(Entries from a dataset)
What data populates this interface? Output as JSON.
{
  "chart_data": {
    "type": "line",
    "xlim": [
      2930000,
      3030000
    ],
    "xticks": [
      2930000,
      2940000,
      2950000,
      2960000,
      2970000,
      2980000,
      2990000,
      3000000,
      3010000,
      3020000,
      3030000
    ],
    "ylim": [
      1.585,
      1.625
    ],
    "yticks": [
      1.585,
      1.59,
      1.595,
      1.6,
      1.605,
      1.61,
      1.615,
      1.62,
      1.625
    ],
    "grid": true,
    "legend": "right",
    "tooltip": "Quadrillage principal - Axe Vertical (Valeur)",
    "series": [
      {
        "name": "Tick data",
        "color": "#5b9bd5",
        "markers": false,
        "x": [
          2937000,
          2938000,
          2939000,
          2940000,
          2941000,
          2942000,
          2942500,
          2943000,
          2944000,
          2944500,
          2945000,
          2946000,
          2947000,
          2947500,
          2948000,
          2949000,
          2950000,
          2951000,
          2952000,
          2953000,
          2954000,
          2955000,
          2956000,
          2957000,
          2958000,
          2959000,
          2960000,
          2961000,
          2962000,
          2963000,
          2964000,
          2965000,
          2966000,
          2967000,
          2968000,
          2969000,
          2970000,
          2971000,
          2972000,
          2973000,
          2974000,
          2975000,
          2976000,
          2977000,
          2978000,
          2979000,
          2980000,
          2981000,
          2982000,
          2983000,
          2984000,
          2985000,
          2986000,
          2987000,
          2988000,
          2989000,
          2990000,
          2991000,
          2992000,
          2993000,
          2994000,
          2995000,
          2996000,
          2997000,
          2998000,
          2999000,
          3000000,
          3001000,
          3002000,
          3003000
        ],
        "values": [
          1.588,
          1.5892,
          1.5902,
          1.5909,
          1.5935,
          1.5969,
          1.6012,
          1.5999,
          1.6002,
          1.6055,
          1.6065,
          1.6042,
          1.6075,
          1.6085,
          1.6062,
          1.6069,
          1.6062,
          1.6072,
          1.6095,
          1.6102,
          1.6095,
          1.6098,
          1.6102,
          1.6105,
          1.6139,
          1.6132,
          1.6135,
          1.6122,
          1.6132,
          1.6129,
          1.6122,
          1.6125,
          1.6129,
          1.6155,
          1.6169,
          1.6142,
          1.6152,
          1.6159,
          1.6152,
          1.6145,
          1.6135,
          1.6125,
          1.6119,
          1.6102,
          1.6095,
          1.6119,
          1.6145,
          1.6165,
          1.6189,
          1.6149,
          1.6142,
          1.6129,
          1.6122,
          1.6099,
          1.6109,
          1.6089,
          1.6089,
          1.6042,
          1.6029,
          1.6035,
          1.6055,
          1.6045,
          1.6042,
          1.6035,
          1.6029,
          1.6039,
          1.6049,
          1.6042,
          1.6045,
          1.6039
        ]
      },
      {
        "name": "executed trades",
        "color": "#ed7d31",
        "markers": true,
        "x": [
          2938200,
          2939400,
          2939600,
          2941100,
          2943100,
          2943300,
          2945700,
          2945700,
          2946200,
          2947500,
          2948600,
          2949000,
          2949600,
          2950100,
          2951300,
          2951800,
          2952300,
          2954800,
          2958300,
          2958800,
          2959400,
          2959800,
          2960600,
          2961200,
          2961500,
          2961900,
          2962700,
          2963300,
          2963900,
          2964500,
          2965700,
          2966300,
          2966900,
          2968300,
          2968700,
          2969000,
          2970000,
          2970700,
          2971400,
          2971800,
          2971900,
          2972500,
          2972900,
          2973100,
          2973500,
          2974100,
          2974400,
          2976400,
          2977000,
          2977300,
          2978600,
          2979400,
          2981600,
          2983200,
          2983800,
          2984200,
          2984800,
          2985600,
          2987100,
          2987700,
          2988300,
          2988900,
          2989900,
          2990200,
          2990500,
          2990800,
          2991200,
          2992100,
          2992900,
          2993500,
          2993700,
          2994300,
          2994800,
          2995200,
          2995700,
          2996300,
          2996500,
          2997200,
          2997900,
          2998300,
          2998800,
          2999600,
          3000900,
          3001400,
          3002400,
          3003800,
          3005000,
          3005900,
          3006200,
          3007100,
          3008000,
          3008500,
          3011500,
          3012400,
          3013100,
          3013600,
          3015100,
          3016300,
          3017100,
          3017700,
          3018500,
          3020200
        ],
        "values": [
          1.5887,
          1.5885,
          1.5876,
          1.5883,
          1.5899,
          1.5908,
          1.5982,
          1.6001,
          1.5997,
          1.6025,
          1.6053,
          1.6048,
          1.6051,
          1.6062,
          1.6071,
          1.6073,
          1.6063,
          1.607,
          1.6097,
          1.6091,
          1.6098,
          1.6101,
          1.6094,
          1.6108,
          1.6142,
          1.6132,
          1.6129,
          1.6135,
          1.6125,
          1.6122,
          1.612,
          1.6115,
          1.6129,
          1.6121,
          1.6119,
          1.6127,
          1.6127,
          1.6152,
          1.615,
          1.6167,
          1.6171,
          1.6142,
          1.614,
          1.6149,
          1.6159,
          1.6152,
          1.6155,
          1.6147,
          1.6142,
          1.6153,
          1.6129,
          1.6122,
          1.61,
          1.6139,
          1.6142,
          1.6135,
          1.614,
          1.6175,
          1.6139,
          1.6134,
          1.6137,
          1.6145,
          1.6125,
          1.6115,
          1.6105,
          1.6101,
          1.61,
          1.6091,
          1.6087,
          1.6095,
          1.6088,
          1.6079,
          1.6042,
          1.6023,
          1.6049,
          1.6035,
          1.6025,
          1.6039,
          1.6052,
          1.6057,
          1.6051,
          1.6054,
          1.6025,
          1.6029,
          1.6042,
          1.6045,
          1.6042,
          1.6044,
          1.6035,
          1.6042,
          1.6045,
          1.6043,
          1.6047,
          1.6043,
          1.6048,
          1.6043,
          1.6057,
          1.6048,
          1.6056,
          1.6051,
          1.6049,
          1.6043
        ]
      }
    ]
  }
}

Work required. Reproduce all of the entries word for word.

Solution for this problem.
What data populates this interface? Output as JSON.
{
  "chart_data": {
    "type": "line",
    "xlim": [
      2930000,
      3030000
    ],
    "xticks": [
      2930000,
      2940000,
      2950000,
      2960000,
      2970000,
      2980000,
      2990000,
      3000000,
      3010000,
      3020000,
      3030000
    ],
    "ylim": [
      1.585,
      1.625
    ],
    "yticks": [
      1.585,
      1.59,
      1.595,
      1.6,
      1.605,
      1.61,
      1.615,
      1.62,
      1.625
    ],
    "grid": true,
    "legend": "right",
    "tooltip": "Quadrillage principal - Axe Vertical (Valeur)",
    "series": [
      {
        "name": "Tick data",
        "color": "#5b9bd5",
        "markers": false,
        "x": [
          2937000,
          2938000,
          2939000,
          2940000,
          2941000,
          2942000,
          2942500,
          2943000,
          2944000,
          2944500,
          2945000,
          2946000,
          2947000,
          2947500,
          2948000,
          2949000,
          2950000,
          2951000,
          2952000,
          2953000,
          2954000,
          2955000,
          2956000,
          2957000,
          2958000,
          2959000,
          2960000,
          2961000,
          2962000,
          2963000,
          2964000,
          2965000,
          2966000,
          2967000,
          2968000,
          2969000,
          2970000,
          2971000,
          2972000,
          2973000,
          2974000,
          2975000,
          2976000,
          2977000,
          2978000,
          2979000,
          2980000,
          2981000,
          2982000,
          2983000,
          2984000,
          2985000,
          2986000,
          2987000,
          2988000,
          2989000,
          2990000,
          2991000,
          2992000,
          2993000,
          2994000,
          2995000,
          2996000,
          2997000,
          2998000,
          2999000,
          3000000,
          3001000,
          3002000,
          3003000
        ],
        "values": [
          1.588,
          1.5892,
          1.5902,
          1.5909,
          1.5935,
          1.5969,
          1.6012,
          1.5999,
          1.6002,
          1.6055,
          1.6065,
          1.6042,
          1.6075,
          1.6085,
          1.6062,
          1.6069,
          1.6062,
          1.6072,
          1.6095,
          1.6102,
          1.6095,
          1.6098,
          1.6102,
          1.6105,
          1.6139,
          1.6132,
          1.6135,
          1.6122,
          1.6132,
          1.6129,
          1.6122,
          1.6125,
          1.6129,
          1.6155,
          1.6169,
          1.6142,
          1.6152,
          1.6159,
          1.6152,
          1.6145,
          1.6135,
          1.6125,
          1.6119,
          1.6102,
          1.6095,
          1.6119,
          1.6145,
          1.6165,
          1.6189,
          1.6149,
          1.6142,
          1.6129,
          1.6122,
          1.6099,
          1.6109,
          1.6089,
          1.6089,
          1.6042,
          1.6029,
          1.6035,
          1.6055,
          1.6045,
          1.6042,
          1.6035,
          1.6029,
          1.6039,
          1.6049,
          1.6042,
          1.6045,
          1.6039
        ]
      },
      {
        "name": "executed trades",
        "color": "#ed7d31",
        "markers": true,
        "x": [
          2938200,
          2939400,
          2939600,
          2941100,
          2943100,
          2943300,
          2945700,
          2945700,
          2946200,
          2947500,
          2948600,
          2949000,
          2949600,
          2950100,
          2951300,
          2951800,
          2952300,
          2954800,
          2958300,
          2958800,
          2959400,
          2959800,
          2960600,
          2961200,
          2961500,
          2961900,
          2962700,
          2963300,
          2963900,
          2964500,
          2965700,
          2966300,
          2966900,
          2968300,
          2968700,
          2969000,
          2970000,
          2970700,
          2971400,
          2971800,
          2971900,
          2972500,
          2972900,
          2973100,
          2973500,
          2974100,
          2974400,
          2976400,
          2977000,
          2977300,
          2978600,
          2979400,
          2981600,
          2983200,
          2983800,
          2984200,
          2984800,
          2985600,
          2987100,
          2987700,
          2988300,
          2988900,
          2989900,
          2990200,
          2990500,
          2990800,
          2991200,
          2992100,
          2992900,
          2993500,
          2993700,
          2994300,
          2994800,
          2995200,
          2995700,
          2996300,
          2996500,
          2997200,
          2997900,
          2998300,
          2998800,
          2999600,
          3000900,
          3001400,
          3002400,
          3003800,
          3005000,
          3005900,
          3006200,
          3007100,
          3008000,
          3008500,
          3011500,
          3012400,
          3013100,
          3013600,
          3015100,
          3016300,
          3017100,
          3017700,
          3018500,
          3020200
        ],
        "values": [
          1.5887,
          1.5885,
          1.5876,
          1.5883,
          1.5899,
          1.5908,
          1.5982,
          1.6001,
          1.5997,
          1.6025,
          1.6053,
          1.6048,
          1.6051,
          1.6062,
          1.6071,
          1.6073,
          1.6063,
          1.607,
          1.6097,
          1.6091,
          1.6098,
          1.6101,
          1.6094,
          1.6108,
          1.6142,
          1.6132,
          1.6129,
          1.6135,
          1.6125,
          1.6122,
          1.612,
          1.6115,
          1.6129,
          1.6121,
          1.6119,
          1.6127,
          1.6127,
          1.6152,
          1.615,
          1.6167,
          1.6171,
          1.6142,
          1.614,
          1.6149,
          1.6159,
          1.6152,
          1.6155,
          1.6147,
          1.6142,
          1.6153,
          1.6129,
          1.6122,
          1.61,
          1.6139,
          1.6142,
          1.6135,
          1.614,
          1.6175,
          1.6139,
          1.6134,
          1.6137,
          1.6145,
          1.6125,
          1.6115,
          1.6105,
          1.6101,
          1.61,
          1.6091,
          1.6087,
          1.6095,
          1.6088,
          1.6079,
          1.6042,
          1.6023,
          1.6049,
          1.6035,
          1.6025,
          1.6039,
          1.6052,
          1.6057,
          1.6051,
          1.6054,
          1.6025,
          1.6029,
          1.6042,
          1.6045,
          1.6042,
          1.6044,
          1.6035,
          1.6042,
          1.6045,
          1.6043,
          1.6047,
          1.6043,
          1.6048,
          1.6043,
          1.6057,
          1.6048,
          1.6056,
          1.6051,
          1.6049,
          1.6043
        ]
      }
    ]
  }
}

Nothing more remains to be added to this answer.